━━━━━ Exercise inputs ━━━━━

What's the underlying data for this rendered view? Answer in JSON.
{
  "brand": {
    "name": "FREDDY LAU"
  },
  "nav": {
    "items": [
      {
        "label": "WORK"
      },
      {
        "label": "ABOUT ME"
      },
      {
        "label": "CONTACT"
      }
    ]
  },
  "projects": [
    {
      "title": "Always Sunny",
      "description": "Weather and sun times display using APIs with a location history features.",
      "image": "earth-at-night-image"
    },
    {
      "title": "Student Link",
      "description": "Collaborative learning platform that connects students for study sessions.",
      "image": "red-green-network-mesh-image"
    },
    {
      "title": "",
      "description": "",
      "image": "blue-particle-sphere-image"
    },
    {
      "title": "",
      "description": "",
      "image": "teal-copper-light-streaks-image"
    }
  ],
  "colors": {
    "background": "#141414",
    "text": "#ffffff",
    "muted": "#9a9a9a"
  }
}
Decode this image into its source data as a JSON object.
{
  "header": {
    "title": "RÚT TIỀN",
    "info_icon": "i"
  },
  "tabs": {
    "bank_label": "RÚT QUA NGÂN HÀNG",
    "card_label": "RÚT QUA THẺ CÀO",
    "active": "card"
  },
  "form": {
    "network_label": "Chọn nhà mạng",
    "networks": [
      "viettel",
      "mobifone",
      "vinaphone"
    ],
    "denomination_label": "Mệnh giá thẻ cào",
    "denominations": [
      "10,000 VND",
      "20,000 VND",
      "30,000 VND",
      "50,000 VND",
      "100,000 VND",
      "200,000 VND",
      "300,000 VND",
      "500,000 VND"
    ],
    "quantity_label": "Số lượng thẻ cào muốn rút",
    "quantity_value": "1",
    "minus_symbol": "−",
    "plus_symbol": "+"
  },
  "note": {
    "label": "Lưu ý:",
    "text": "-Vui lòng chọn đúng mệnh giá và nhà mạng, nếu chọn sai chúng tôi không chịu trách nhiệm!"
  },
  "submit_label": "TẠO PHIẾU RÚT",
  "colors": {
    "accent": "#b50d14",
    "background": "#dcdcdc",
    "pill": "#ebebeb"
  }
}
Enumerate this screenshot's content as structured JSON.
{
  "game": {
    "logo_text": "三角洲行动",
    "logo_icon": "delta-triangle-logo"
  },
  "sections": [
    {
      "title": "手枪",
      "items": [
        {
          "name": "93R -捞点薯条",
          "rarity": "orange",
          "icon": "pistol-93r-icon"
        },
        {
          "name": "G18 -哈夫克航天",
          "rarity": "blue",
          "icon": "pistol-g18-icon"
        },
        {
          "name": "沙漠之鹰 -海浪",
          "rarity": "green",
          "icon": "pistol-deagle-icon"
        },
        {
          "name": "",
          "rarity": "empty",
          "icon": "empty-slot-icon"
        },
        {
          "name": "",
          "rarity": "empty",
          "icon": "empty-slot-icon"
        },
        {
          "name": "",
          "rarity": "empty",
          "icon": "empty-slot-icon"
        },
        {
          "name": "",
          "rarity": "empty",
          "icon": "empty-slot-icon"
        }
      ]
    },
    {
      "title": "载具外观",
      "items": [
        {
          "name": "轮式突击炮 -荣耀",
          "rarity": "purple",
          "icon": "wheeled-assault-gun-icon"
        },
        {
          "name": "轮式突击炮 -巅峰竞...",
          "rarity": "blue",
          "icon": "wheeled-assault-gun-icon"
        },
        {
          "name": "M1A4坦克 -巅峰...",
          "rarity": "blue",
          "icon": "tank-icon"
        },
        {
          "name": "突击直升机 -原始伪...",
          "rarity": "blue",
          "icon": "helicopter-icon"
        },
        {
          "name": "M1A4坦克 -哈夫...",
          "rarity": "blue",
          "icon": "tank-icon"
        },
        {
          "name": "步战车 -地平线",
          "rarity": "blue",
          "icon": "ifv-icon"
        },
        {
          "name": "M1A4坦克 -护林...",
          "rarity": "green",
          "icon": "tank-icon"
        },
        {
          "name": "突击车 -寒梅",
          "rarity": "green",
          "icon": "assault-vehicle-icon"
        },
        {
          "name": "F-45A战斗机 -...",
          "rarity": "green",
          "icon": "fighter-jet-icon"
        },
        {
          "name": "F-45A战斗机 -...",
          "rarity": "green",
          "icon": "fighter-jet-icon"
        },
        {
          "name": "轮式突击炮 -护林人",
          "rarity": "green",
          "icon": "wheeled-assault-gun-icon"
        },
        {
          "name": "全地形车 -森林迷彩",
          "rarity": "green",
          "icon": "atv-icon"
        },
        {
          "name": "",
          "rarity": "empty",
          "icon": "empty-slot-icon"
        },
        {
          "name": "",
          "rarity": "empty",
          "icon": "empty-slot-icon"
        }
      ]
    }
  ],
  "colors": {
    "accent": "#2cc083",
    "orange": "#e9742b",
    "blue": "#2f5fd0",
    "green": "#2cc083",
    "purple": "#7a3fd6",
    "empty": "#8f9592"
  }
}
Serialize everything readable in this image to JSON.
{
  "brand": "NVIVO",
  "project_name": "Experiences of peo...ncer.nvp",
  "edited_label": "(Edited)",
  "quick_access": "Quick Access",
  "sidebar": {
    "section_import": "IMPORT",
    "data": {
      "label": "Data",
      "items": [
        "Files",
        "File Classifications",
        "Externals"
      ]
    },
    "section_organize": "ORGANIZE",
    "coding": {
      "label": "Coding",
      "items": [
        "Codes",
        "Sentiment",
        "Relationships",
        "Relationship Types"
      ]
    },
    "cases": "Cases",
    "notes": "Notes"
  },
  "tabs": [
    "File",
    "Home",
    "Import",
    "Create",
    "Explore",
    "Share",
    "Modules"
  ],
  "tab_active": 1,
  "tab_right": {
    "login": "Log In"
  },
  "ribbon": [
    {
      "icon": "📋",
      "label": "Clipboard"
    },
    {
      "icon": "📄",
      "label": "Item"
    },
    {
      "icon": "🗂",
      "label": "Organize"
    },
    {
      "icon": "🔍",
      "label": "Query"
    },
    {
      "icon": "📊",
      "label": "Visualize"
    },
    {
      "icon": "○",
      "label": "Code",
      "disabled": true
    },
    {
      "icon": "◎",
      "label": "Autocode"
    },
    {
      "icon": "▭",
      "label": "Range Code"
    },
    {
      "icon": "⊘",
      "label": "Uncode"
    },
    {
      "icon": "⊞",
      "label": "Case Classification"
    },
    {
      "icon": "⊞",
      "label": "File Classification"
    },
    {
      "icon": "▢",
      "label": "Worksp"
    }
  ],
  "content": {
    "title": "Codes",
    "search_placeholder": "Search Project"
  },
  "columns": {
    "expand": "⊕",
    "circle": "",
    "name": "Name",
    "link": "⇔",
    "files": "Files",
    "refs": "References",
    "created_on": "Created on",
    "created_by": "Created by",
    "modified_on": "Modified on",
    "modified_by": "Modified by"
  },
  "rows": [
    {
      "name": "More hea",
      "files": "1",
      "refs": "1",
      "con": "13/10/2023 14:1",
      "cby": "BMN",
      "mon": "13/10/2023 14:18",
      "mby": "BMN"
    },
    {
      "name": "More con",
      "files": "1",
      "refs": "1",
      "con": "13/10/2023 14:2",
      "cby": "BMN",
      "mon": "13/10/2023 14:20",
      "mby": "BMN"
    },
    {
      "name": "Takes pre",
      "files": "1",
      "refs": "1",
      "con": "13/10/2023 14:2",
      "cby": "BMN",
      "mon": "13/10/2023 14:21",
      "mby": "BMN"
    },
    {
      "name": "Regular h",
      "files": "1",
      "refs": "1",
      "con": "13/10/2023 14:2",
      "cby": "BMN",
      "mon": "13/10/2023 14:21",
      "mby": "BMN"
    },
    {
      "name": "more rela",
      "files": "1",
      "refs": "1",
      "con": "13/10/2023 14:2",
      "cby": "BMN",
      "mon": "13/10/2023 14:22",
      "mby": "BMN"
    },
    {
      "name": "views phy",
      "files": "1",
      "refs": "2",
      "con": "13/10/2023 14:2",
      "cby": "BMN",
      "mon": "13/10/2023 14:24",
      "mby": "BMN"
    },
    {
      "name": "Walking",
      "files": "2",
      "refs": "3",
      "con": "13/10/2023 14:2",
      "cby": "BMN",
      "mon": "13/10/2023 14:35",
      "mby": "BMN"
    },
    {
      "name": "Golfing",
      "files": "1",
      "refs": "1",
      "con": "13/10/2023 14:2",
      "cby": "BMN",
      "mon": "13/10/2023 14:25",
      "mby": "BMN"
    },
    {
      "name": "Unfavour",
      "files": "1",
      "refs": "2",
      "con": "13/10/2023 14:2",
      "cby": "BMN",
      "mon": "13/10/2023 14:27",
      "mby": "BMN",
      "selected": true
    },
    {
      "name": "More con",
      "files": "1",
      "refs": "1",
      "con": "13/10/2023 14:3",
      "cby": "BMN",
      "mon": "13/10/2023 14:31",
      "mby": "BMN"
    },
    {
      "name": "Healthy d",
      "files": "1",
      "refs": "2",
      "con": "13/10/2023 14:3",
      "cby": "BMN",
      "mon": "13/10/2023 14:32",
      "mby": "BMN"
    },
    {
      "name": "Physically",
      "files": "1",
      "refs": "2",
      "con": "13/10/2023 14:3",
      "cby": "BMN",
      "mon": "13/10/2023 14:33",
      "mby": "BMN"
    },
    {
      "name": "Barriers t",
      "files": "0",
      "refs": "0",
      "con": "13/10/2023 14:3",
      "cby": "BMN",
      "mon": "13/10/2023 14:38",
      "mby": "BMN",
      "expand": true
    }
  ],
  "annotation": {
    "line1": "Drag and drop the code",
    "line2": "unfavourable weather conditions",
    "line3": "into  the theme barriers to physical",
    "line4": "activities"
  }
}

━━━━━

Problem statement
Of the lines above, copy each that contains "pistol".

Result
          "icon": "pistol-93r-icon"
          "icon": "pistol-g18-icon"
          "icon": "pistol-deagle-icon"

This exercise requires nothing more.